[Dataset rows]
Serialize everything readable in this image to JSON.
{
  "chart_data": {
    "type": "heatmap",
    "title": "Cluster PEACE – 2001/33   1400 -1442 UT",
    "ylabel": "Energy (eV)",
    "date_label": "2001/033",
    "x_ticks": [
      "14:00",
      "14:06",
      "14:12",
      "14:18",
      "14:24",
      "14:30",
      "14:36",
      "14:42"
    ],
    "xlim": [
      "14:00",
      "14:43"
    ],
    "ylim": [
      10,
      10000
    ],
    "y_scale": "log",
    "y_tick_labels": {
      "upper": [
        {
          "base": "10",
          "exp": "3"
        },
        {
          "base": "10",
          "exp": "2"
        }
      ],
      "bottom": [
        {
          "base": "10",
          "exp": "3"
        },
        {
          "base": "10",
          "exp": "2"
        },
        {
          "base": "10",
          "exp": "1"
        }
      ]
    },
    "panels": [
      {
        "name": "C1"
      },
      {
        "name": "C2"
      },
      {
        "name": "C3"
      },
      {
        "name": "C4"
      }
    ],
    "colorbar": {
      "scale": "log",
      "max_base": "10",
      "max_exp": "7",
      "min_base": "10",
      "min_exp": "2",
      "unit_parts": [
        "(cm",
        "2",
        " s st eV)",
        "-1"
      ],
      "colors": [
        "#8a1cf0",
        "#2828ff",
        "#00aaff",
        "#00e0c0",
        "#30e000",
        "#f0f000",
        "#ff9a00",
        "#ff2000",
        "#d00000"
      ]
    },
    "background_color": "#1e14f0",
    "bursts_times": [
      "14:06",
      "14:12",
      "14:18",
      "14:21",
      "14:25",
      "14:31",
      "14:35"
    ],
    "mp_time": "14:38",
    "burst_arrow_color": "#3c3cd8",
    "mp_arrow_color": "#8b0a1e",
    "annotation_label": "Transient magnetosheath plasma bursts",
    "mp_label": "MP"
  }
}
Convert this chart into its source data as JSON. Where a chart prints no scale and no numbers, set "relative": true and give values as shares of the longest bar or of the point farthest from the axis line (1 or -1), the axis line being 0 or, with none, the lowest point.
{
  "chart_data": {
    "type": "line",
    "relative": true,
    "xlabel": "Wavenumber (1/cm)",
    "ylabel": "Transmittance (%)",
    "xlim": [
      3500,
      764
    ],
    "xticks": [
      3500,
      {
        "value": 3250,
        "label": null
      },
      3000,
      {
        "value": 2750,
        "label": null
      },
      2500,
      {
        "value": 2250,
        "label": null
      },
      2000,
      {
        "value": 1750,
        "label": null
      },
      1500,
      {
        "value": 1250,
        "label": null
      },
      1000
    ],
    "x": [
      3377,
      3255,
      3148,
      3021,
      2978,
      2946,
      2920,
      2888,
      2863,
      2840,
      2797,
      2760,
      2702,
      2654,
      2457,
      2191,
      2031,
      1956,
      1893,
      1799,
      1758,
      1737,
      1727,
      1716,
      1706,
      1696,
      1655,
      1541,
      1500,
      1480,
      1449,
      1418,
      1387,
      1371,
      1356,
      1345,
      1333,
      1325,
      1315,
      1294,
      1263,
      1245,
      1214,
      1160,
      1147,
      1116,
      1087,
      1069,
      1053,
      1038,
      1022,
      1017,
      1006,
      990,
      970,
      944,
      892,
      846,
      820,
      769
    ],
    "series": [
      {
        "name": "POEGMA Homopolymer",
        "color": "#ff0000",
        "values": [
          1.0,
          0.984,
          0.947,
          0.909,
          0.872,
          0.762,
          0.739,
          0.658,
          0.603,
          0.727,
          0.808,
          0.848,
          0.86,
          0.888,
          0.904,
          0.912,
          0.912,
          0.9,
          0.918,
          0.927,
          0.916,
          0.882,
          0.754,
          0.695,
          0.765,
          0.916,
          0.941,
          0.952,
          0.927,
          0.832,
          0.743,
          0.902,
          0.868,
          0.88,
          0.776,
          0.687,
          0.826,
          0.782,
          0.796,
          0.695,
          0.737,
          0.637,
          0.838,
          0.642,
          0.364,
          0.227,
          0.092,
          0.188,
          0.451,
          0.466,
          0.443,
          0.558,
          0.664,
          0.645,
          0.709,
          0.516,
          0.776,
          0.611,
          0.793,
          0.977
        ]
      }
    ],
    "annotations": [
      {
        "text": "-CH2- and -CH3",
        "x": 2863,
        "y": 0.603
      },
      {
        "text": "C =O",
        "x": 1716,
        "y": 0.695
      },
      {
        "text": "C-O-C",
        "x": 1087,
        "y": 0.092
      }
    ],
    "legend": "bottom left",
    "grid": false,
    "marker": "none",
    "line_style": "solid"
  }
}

**EXERCISE OBJECTIVE**
Please quote the data above in full, with no line missing.

**FINAL RESULT**
Serialize everything readable in this image to JSON.
{
  "chart_data": {
    "type": "heatmap",
    "title": "Cluster PEACE – 2001/33   1400 -1442 UT",
    "ylabel": "Energy (eV)",
    "date_label": "2001/033",
    "x_ticks": [
      "14:00",
      "14:06",
      "14:12",
      "14:18",
      "14:24",
      "14:30",
      "14:36",
      "14:42"
    ],
    "xlim": [
      "14:00",
      "14:43"
    ],
    "ylim": [
      10,
      10000
    ],
    "y_scale": "log",
    "y_tick_labels": {
      "upper": [
        {
          "base": "10",
          "exp": "3"
        },
        {
          "base": "10",
          "exp": "2"
        }
      ],
      "bottom": [
        {
          "base": "10",
          "exp": "3"
        },
        {
          "base": "10",
          "exp": "2"
        },
        {
          "base": "10",
          "exp": "1"
        }
      ]
    },
    "panels": [
      {
        "name": "C1"
      },
      {
        "name": "C2"
      },
      {
        "name": "C3"
      },
      {
        "name": "C4"
      }
    ],
    "colorbar": {
      "scale": "log",
      "max_base": "10",
      "max_exp": "7",
      "min_base": "10",
      "min_exp": "2",
      "unit_parts": [
        "(cm",
        "2",
        " s st eV)",
        "-1"
      ],
      "colors": [
        "#8a1cf0",
        "#2828ff",
        "#00aaff",
        "#00e0c0",
        "#30e000",
        "#f0f000",
        "#ff9a00",
        "#ff2000",
        "#d00000"
      ]
    },
    "background_color": "#1e14f0",
    "bursts_times": [
      "14:06",
      "14:12",
      "14:18",
      "14:21",
      "14:25",
      "14:31",
      "14:35"
    ],
    "mp_time": "14:38",
    "burst_arrow_color": "#3c3cd8",
    "mp_arrow_color": "#8b0a1e",
    "annotation_label": "Transient magnetosheath plasma bursts",
    "mp_label": "MP"
  }
}
Convert this chart into its source data as JSON. Where a chart prints no scale and no numbers, set "relative": true and give values as shares of the longest bar or of the point farthest from the axis line (1 or -1), the axis line being 0 or, with none, the lowest point.
{
  "chart_data": {
    "type": "line",
    "relative": true,
    "xlabel": "Wavenumber (1/cm)",
    "ylabel": "Transmittance (%)",
    "xlim": [
      3500,
      764
    ],
    "xticks": [
      3500,
      {
        "value": 3250,
        "label": null
      },
      3000,
      {
        "value": 2750,
        "label": null
      },
      2500,
      {
        "value": 2250,
        "label": null
      },
      2000,
      {
        "value": 1750,
        "label": null
      },
      1500,
      {
        "value": 1250,
        "label": null
      },
      1000
    ],
    "x": [
      3377,
      3255,
      3148,
      3021,
      2978,
      2946,
      2920,
      2888,
      2863,
      2840,
      2797,
      2760,
      2702,
      2654,
      2457,
      2191,
      2031,
      1956,
      1893,
      1799,
      1758,
      1737,
      1727,
      1716,
      1706,
      1696,
      1655,
      1541,
      1500,
      1480,
      1449,
      1418,
      1387,
      1371,
      1356,
      1345,
      1333,
      1325,
      1315,
      1294,
      1263,
      1245,
      1214,
      1160,
      1147,
      1116,
      1087,
      1069,
      1053,
      1038,
      1022,
      1017,
      1006,
      990,
      970,
      944,
      892,
      846,
      820,
      769
    ],
    "series": [
      {
        "name": "POEGMA Homopolymer",
        "color": "#ff0000",
        "values": [
          1.0,
          0.984,
          0.947,
          0.909,
          0.872,
          0.762,
          0.739,
          0.658,
          0.603,
          0.727,
          0.808,
          0.848,
          0.86,
          0.888,
          0.904,
          0.912,
          0.912,
          0.9,
          0.918,
          0.927,
          0.916,
          0.882,
          0.754,
          0.695,
          0.765,
          0.916,
          0.941,
          0.952,
          0.927,
          0.832,
          0.743,
          0.902,
          0.868,
          0.88,
          0.776,
          0.687,
          0.826,
          0.782,
          0.796,
          0.695,
          0.737,
          0.637,
          0.838,
          0.642,
          0.364,
          0.227,
          0.092,
          0.188,
          0.451,
          0.466,
          0.443,
          0.558,
          0.664,
          0.645,
          0.709,
          0.516,
          0.776,
          0.611,
          0.793,
          0.977
        ]
      }
    ],
    "annotations": [
      {
        "text": "-CH2- and -CH3",
        "x": 2863,
        "y": 0.603
      },
      {
        "text": "C =O",
        "x": 1716,
        "y": 0.695
      },
      {
        "text": "C-O-C",
        "x": 1087,
        "y": 0.092
      }
    ],
    "legend": "bottom left",
    "grid": false,
    "marker": "none",
    "line_style": "solid"
  }
}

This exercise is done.